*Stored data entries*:
##########

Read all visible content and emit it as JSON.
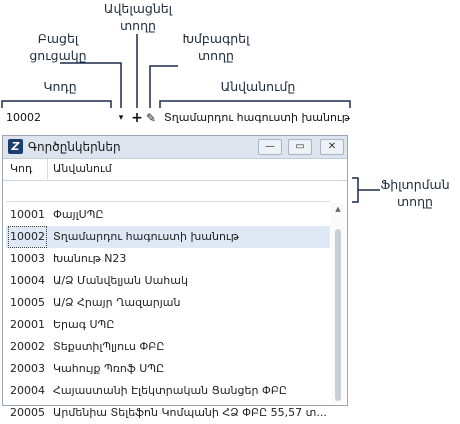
{
  "callouts": {
    "add_row": "Ավելացնել\nտողը",
    "open_list": "Բացել\nցուցակը",
    "edit_row": "Խմբագրել\nտողը",
    "code": "Կոդը",
    "name": "Անվանումը",
    "filter_row": "Ֆիլտրման\nտողը"
  },
  "toolbar": {
    "code_value": "10002",
    "dropdown_glyph": "▾",
    "add_glyph": "+",
    "edit_glyph": "✎",
    "name_value": "Տղամարդու հագուստի խանութ"
  },
  "window": {
    "icon_letter": "Z",
    "title": "Գործընկերներ",
    "minimize": "—",
    "maximize": "▭",
    "close": "✕"
  },
  "grid": {
    "columns": [
      "Կոդ",
      "Անվանում"
    ],
    "rows": [
      {
        "code": "10001",
        "name": "ՓայլՍՊԸ",
        "selected": false
      },
      {
        "code": "10002",
        "name": "Տղամարդու հագուստի խանութ",
        "selected": true
      },
      {
        "code": "10003",
        "name": "Խանութ N23",
        "selected": false
      },
      {
        "code": "10004",
        "name": "Ա/Ձ Մանվելյան Սահակ",
        "selected": false
      },
      {
        "code": "10005",
        "name": "Ա/Ձ Հրայր Ղազարյան",
        "selected": false
      },
      {
        "code": "20001",
        "name": "Երագ ՍՊԸ",
        "selected": false
      },
      {
        "code": "20002",
        "name": "ՏեքստիլՊլյուս  ՓԲԸ",
        "selected": false
      },
      {
        "code": "20003",
        "name": "Կահույք Պռոֆ ՍՊԸ",
        "selected": false
      },
      {
        "code": "20004",
        "name": "Հայաստանի Էլեկտրական Ցանցեր ՓԲԸ",
        "selected": false
      },
      {
        "code": "20005",
        "name": "Արմենիա Տելեֆոն Կոմպանի ՀՁ ՓԲԸ 55,57 տ...",
        "selected": false
      }
    ]
  }
}
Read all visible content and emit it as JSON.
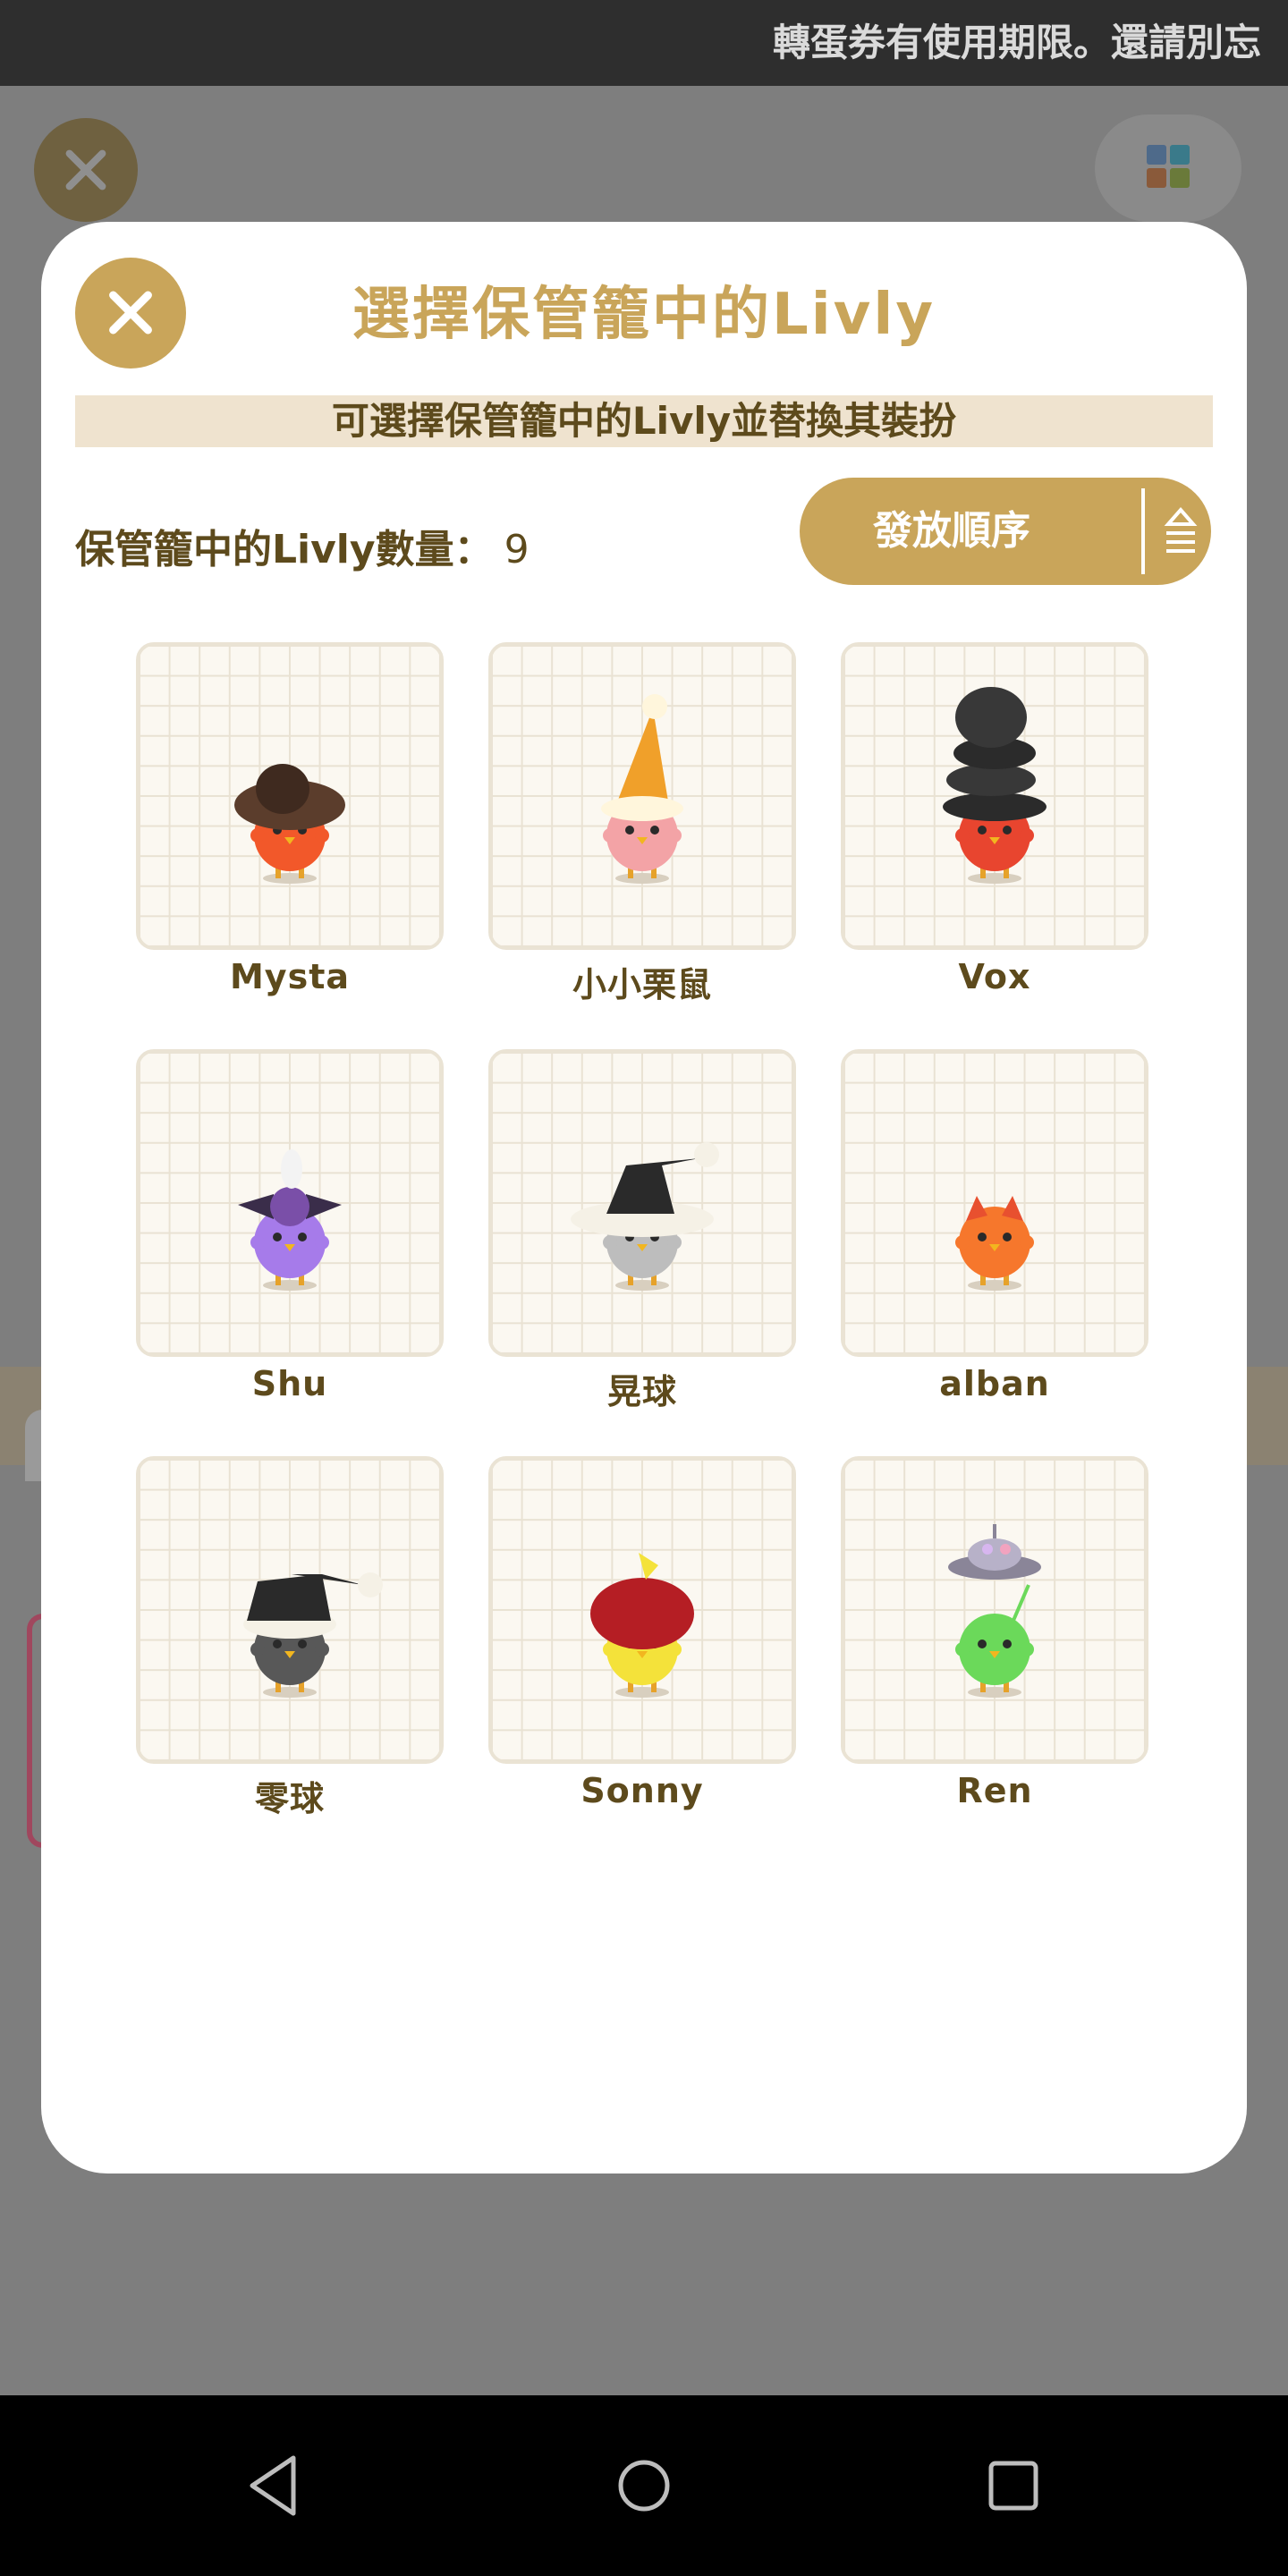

##########

*Instruction*:
Transcribe the whole listing, character for character, but not its images.

*Complete answer*:
Read all visible content and emit it as JSON.
{
  "callouts": {
    "add_row": "Ավելացնել\nտողը",
    "open_list": "Բացել\nցուցակը",
    "edit_row": "Խմբագրել\nտողը",
    "code": "Կոդը",
    "name": "Անվանումը",
    "filter_row": "Ֆիլտրման\nտողը"
  },
  "toolbar": {
    "code_value": "10002",
    "dropdown_glyph": "▾",
    "add_glyph": "+",
    "edit_glyph": "✎",
    "name_value": "Տղամարդու հագուստի խանութ"
  },
  "window": {
    "icon_letter": "Z",
    "title": "Գործընկերներ",
    "minimize": "—",
    "maximize": "▭",
    "close": "✕"
  },
  "grid": {
    "columns": [
      "Կոդ",
      "Անվանում"
    ],
    "rows": [
      {
        "code": "10001",
        "name": "ՓայլՍՊԸ",
        "selected": false
      },
      {
        "code": "10002",
        "name": "Տղամարդու հագուստի խանութ",
        "selected": true
      },
      {
        "code": "10003",
        "name": "Խանութ N23",
        "selected": false
      },
      {
        "code": "10004",
        "name": "Ա/Ձ Մանվելյան Սահակ",
        "selected": false
      },
      {
        "code": "10005",
        "name": "Ա/Ձ Հրայր Ղազարյան",
        "selected": false
      },
      {
        "code": "20001",
        "name": "Երագ ՍՊԸ",
        "selected": false
      },
      {
        "code": "20002",
        "name": "ՏեքստիլՊլյուս  ՓԲԸ",
        "selected": false
      },
      {
        "code": "20003",
        "name": "Կահույք Պռոֆ ՍՊԸ",
        "selected": false
      },
      {
        "code": "20004",
        "name": "Հայաստանի Էլեկտրական Ցանցեր ՓԲԸ",
        "selected": false
      },
      {
        "code": "20005",
        "name": "Արմենիա Տելեֆոն Կոմպանի ՀՁ ՓԲԸ 55,57 տ...",
        "selected": false
      }
    ]
  }
}
Read all visible content and emit it as JSON.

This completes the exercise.